EXERCISE GOAL: All lines in the data bearing the string "jungen" should be identified and copied.

Source records
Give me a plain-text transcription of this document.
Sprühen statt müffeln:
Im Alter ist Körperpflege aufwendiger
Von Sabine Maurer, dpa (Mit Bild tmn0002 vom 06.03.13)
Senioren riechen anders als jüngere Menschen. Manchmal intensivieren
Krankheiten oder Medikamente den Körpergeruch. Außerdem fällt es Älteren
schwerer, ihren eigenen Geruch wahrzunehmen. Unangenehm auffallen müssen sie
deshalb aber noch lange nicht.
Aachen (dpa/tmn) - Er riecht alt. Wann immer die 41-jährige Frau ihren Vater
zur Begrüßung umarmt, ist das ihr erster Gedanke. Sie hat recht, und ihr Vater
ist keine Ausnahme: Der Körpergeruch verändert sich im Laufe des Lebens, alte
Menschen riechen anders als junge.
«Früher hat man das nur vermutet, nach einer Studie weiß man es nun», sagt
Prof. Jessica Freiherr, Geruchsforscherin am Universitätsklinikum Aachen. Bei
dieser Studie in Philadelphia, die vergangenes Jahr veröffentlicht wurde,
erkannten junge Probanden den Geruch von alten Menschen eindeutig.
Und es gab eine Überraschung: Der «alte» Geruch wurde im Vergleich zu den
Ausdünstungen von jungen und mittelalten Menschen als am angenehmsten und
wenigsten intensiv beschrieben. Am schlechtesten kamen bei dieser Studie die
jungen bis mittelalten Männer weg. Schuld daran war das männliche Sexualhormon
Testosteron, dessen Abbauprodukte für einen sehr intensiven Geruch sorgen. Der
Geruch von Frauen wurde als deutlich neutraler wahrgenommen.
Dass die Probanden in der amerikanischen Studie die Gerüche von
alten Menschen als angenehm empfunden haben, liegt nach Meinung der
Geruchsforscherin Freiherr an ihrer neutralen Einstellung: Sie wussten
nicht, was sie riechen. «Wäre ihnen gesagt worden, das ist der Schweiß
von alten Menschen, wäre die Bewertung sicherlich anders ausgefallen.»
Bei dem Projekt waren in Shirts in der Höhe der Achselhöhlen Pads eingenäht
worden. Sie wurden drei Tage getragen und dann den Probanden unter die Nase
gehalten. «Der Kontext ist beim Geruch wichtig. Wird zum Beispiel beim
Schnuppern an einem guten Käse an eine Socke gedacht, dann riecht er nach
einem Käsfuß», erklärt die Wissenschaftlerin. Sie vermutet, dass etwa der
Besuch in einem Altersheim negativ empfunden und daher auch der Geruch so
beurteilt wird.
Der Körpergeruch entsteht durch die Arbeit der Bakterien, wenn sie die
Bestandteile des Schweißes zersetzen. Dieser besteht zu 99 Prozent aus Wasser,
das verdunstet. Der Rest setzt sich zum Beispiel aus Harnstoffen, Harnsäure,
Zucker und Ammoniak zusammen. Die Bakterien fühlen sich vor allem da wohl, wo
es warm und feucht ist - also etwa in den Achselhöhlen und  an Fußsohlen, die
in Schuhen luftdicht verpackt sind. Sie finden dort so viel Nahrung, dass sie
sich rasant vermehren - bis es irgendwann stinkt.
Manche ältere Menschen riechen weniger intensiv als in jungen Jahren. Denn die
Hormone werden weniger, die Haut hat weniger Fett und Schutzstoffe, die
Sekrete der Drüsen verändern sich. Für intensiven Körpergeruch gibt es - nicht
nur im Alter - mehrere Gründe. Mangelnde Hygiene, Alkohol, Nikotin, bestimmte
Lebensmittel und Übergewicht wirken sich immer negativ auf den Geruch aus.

EXPECTED ANSWER:
Ausdünstungen von jungen und mittelalten Menschen als am angenehmsten und
jungen bis mittelalten Männer weg. Schuld daran war das männliche Sexualhormon
Manche ältere Menschen riechen weniger intensiv als in jungen Jahren. Denn die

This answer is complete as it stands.